Raw data
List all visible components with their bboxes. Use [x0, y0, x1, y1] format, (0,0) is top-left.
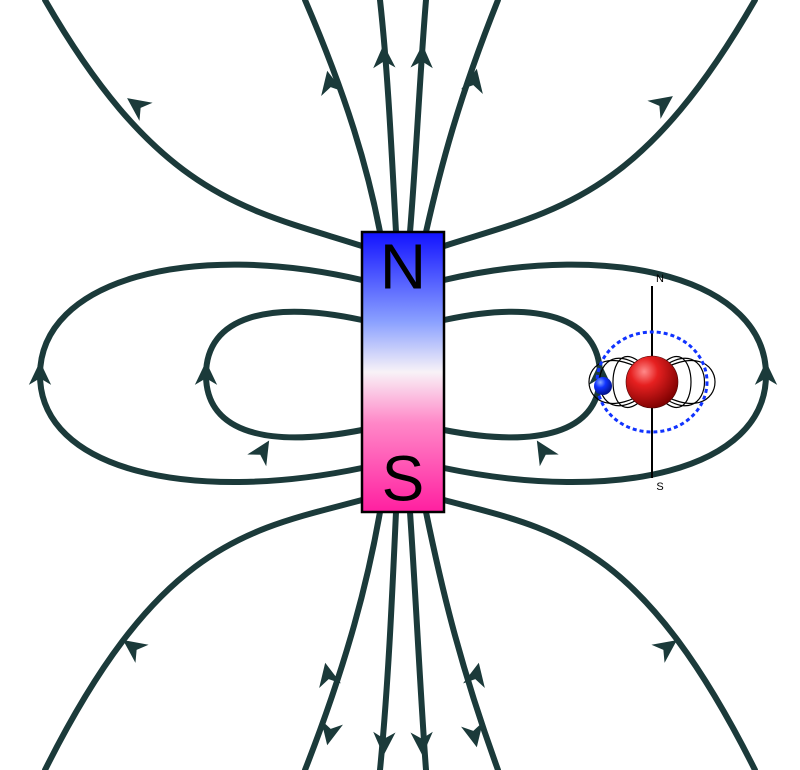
field-line — [380, 0, 396, 232]
field-line — [45, 500, 362, 770]
field-line — [444, 312, 600, 438]
field-line — [410, 512, 426, 770]
field-line — [45, 0, 362, 246]
magnetic-field-diagram: N S N S — [0, 0, 800, 770]
inset-south-label: S — [656, 481, 663, 493]
field-line — [410, 0, 426, 232]
inset-sphere — [626, 356, 678, 408]
arrowhead-icon — [247, 435, 278, 467]
field-line — [444, 0, 755, 246]
field-line — [206, 312, 362, 438]
inset-small-sphere — [594, 377, 612, 395]
bar-magnet: N S — [362, 230, 444, 514]
inset-north-label: N — [656, 273, 664, 285]
north-pole-label: N — [380, 230, 426, 302]
field-line — [426, 512, 498, 770]
field-line — [305, 0, 380, 232]
field-line — [426, 0, 498, 232]
arrowhead-icon — [651, 631, 683, 663]
field-line — [380, 512, 396, 770]
arrowhead-icon — [527, 435, 558, 467]
field-line — [444, 500, 755, 770]
south-pole-label: S — [382, 442, 425, 514]
field-line — [305, 512, 380, 770]
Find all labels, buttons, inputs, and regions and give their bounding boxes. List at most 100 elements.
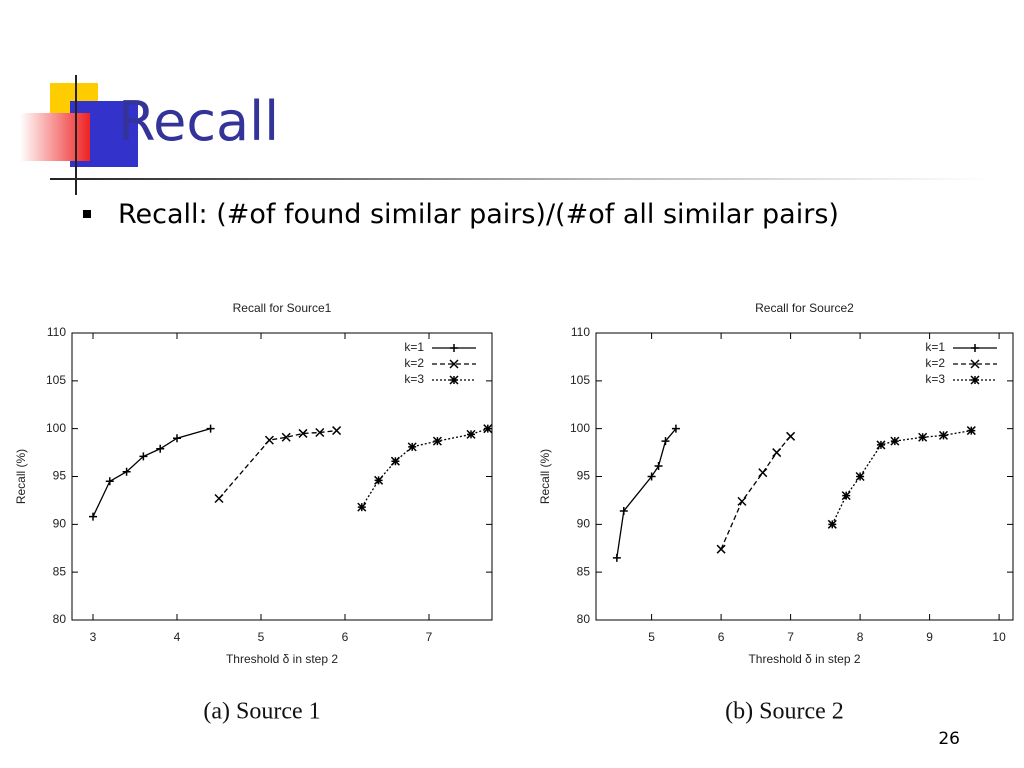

Task statement
Reproduce the material word for word, from its first line up to and including the line with "north-pole-label: N — [380, 230, 426, 302]". Leave out the picture.

Result of the task
List all visible components with their bboxes. Use [x0, y0, x1, y1] format, (0,0) is top-left.
field-line — [380, 0, 396, 232]
field-line — [45, 500, 362, 770]
field-line — [444, 312, 600, 438]
field-line — [410, 512, 426, 770]
field-line — [45, 0, 362, 246]
magnetic-field-diagram: N S N S — [0, 0, 800, 770]
inset-south-label: S — [656, 481, 663, 493]
field-line — [410, 0, 426, 232]
inset-sphere — [626, 356, 678, 408]
arrowhead-icon — [247, 435, 278, 467]
field-line — [444, 0, 755, 246]
field-line — [206, 312, 362, 438]
inset-small-sphere — [594, 377, 612, 395]
bar-magnet: N S — [362, 230, 444, 514]
inset-north-label: N — [656, 273, 664, 285]
north-pole-label: N — [380, 230, 426, 302]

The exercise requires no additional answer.